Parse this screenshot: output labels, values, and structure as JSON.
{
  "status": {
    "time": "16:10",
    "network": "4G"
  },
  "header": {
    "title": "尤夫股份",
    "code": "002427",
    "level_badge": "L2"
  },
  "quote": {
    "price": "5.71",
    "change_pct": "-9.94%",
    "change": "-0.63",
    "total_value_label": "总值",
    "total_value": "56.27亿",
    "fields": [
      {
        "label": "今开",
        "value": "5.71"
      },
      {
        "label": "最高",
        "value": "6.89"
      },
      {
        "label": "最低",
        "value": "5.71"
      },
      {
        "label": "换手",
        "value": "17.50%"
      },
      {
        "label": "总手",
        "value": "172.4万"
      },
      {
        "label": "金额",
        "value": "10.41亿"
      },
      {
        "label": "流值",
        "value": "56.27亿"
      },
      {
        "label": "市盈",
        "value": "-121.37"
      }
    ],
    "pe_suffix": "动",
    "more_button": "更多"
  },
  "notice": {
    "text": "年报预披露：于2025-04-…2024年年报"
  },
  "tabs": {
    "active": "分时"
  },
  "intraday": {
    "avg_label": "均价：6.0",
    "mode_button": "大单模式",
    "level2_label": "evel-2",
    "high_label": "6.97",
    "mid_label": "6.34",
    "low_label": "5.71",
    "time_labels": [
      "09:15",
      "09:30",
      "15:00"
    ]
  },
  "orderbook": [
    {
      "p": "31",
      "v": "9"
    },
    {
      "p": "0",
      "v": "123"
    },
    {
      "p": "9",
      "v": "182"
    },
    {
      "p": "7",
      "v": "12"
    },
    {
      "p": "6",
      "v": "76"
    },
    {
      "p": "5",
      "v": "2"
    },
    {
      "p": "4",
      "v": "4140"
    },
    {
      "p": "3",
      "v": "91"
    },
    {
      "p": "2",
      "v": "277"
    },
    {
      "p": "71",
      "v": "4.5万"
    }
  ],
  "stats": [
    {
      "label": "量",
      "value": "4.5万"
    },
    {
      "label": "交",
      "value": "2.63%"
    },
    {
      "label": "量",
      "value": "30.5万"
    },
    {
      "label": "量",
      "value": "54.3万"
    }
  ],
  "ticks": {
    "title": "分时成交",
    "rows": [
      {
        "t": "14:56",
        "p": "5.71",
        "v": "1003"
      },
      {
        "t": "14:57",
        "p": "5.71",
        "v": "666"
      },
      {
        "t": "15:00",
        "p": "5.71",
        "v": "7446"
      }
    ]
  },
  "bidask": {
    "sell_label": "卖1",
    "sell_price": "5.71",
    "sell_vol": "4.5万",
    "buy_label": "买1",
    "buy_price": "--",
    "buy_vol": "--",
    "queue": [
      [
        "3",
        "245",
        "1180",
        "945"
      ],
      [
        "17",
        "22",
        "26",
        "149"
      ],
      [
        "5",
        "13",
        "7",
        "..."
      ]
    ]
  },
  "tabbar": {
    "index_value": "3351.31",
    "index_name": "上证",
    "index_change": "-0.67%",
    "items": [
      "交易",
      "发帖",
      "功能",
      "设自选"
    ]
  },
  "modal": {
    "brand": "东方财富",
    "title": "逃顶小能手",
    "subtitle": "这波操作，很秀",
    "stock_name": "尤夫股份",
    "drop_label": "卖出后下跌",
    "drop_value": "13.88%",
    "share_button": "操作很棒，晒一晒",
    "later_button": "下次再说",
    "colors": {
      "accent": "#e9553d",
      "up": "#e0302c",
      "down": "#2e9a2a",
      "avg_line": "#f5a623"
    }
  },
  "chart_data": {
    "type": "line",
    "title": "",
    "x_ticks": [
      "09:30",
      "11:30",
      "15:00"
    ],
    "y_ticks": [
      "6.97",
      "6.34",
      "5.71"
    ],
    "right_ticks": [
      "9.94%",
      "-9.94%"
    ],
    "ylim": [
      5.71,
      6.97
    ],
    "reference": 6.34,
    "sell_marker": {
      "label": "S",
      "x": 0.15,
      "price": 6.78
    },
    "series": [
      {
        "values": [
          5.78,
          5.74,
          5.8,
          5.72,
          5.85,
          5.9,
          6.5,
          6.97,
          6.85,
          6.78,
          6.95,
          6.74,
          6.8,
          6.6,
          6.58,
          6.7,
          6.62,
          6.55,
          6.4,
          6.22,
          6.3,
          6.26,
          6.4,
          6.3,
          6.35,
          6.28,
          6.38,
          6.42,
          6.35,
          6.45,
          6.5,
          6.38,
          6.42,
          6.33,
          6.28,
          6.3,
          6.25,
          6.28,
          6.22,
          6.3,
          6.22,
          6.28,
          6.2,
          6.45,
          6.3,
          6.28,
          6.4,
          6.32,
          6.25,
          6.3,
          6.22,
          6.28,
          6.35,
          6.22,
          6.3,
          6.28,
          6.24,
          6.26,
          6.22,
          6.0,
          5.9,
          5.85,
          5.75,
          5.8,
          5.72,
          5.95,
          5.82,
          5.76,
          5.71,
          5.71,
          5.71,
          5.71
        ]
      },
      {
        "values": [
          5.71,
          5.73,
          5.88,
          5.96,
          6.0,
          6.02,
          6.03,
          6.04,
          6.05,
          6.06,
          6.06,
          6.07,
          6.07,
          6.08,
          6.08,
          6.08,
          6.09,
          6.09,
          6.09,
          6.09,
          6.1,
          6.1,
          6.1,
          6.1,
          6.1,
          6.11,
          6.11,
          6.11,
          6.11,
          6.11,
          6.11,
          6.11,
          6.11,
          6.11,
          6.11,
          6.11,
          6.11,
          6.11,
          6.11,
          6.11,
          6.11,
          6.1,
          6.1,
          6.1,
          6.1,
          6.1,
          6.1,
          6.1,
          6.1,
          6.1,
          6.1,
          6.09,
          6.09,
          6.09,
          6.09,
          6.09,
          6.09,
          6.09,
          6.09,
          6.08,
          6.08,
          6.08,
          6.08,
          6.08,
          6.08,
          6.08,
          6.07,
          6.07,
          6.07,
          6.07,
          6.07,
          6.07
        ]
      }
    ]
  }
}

——————————

▶ _Exercise objective_
Write the complete data out, exactly as above.

▶ _Response for this exercise_
Parse this screenshot: output labels, values, and structure as JSON.
{
  "status": {
    "time": "16:10",
    "network": "4G"
  },
  "header": {
    "title": "尤夫股份",
    "code": "002427",
    "level_badge": "L2"
  },
  "quote": {
    "price": "5.71",
    "change_pct": "-9.94%",
    "change": "-0.63",
    "total_value_label": "总值",
    "total_value": "56.27亿",
    "fields": [
      {
        "label": "今开",
        "value": "5.71"
      },
      {
        "label": "最高",
        "value": "6.89"
      },
      {
        "label": "最低",
        "value": "5.71"
      },
      {
        "label": "换手",
        "value": "17.50%"
      },
      {
        "label": "总手",
        "value": "172.4万"
      },
      {
        "label": "金额",
        "value": "10.41亿"
      },
      {
        "label": "流值",
        "value": "56.27亿"
      },
      {
        "label": "市盈",
        "value": "-121.37"
      }
    ],
    "pe_suffix": "动",
    "more_button": "更多"
  },
  "notice": {
    "text": "年报预披露：于2025-04-…2024年年报"
  },
  "tabs": {
    "active": "分时"
  },
  "intraday": {
    "avg_label": "均价：6.0",
    "mode_button": "大单模式",
    "level2_label": "evel-2",
    "high_label": "6.97",
    "mid_label": "6.34",
    "low_label": "5.71",
    "time_labels": [
      "09:15",
      "09:30",
      "15:00"
    ]
  },
  "orderbook": [
    {
      "p": "31",
      "v": "9"
    },
    {
      "p": "0",
      "v": "123"
    },
    {
      "p": "9",
      "v": "182"
    },
    {
      "p": "7",
      "v": "12"
    },
    {
      "p": "6",
      "v": "76"
    },
    {
      "p": "5",
      "v": "2"
    },
    {
      "p": "4",
      "v": "4140"
    },
    {
      "p": "3",
      "v": "91"
    },
    {
      "p": "2",
      "v": "277"
    },
    {
      "p": "71",
      "v": "4.5万"
    }
  ],
  "stats": [
    {
      "label": "量",
      "value": "4.5万"
    },
    {
      "label": "交",
      "value": "2.63%"
    },
    {
      "label": "量",
      "value": "30.5万"
    },
    {
      "label": "量",
      "value": "54.3万"
    }
  ],
  "ticks": {
    "title": "分时成交",
    "rows": [
      {
        "t": "14:56",
        "p": "5.71",
        "v": "1003"
      },
      {
        "t": "14:57",
        "p": "5.71",
        "v": "666"
      },
      {
        "t": "15:00",
        "p": "5.71",
        "v": "7446"
      }
    ]
  },
  "bidask": {
    "sell_label": "卖1",
    "sell_price": "5.71",
    "sell_vol": "4.5万",
    "buy_label": "买1",
    "buy_price": "--",
    "buy_vol": "--",
    "queue": [
      [
        "3",
        "245",
        "1180",
        "945"
      ],
      [
        "17",
        "22",
        "26",
        "149"
      ],
      [
        "5",
        "13",
        "7",
        "..."
      ]
    ]
  },
  "tabbar": {
    "index_value": "3351.31",
    "index_name": "上证",
    "index_change": "-0.67%",
    "items": [
      "交易",
      "发帖",
      "功能",
      "设自选"
    ]
  },
  "modal": {
    "brand": "东方财富",
    "title": "逃顶小能手",
    "subtitle": "这波操作，很秀",
    "stock_name": "尤夫股份",
    "drop_label": "卖出后下跌",
    "drop_value": "13.88%",
    "share_button": "操作很棒，晒一晒",
    "later_button": "下次再说",
    "colors": {
      "accent": "#e9553d",
      "up": "#e0302c",
      "down": "#2e9a2a",
      "avg_line": "#f5a623"
    }
  },
  "chart_data": {
    "type": "line",
    "title": "",
    "x_ticks": [
      "09:30",
      "11:30",
      "15:00"
    ],
    "y_ticks": [
      "6.97",
      "6.34",
      "5.71"
    ],
    "right_ticks": [
      "9.94%",
      "-9.94%"
    ],
    "ylim": [
      5.71,
      6.97
    ],
    "reference": 6.34,
    "sell_marker": {
      "label": "S",
      "x": 0.15,
      "price": 6.78
    },
    "series": [
      {
        "values": [
          5.78,
          5.74,
          5.8,
          5.72,
          5.85,
          5.9,
          6.5,
          6.97,
          6.85,
          6.78,
          6.95,
          6.74,
          6.8,
          6.6,
          6.58,
          6.7,
          6.62,
          6.55,
          6.4,
          6.22,
          6.3,
          6.26,
          6.4,
          6.3,
          6.35,
          6.28,
          6.38,
          6.42,
          6.35,
          6.45,
          6.5,
          6.38,
          6.42,
          6.33,
          6.28,
          6.3,
          6.25,
          6.28,
          6.22,
          6.3,
          6.22,
          6.28,
          6.2,
          6.45,
          6.3,
          6.28,
          6.4,
          6.32,
          6.25,
          6.3,
          6.22,
          6.28,
          6.35,
          6.22,
          6.3,
          6.28,
          6.24,
          6.26,
          6.22,
          6.0,
          5.9,
          5.85,
          5.75,
          5.8,
          5.72,
          5.95,
          5.82,
          5.76,
          5.71,
          5.71,
          5.71,
          5.71
        ]
      },
      {
        "values": [
          5.71,
          5.73,
          5.88,
          5.96,
          6.0,
          6.02,
          6.03,
          6.04,
          6.05,
          6.06,
          6.06,
          6.07,
          6.07,
          6.08,
          6.08,
          6.08,
          6.09,
          6.09,
          6.09,
          6.09,
          6.1,
          6.1,
          6.1,
          6.1,
          6.1,
          6.11,
          6.11,
          6.11,
          6.11,
          6.11,
          6.11,
          6.11,
          6.11,
          6.11,
          6.11,
          6.11,
          6.11,
          6.11,
          6.11,
          6.11,
          6.11,
          6.1,
          6.1,
          6.1,
          6.1,
          6.1,
          6.1,
          6.1,
          6.1,
          6.1,
          6.1,
          6.09,
          6.09,
          6.09,
          6.09,
          6.09,
          6.09,
          6.09,
          6.09,
          6.08,
          6.08,
          6.08,
          6.08,
          6.08,
          6.08,
          6.08,
          6.07,
          6.07,
          6.07,
          6.07,
          6.07,
          6.07
        ]
      }
    ]
  }
}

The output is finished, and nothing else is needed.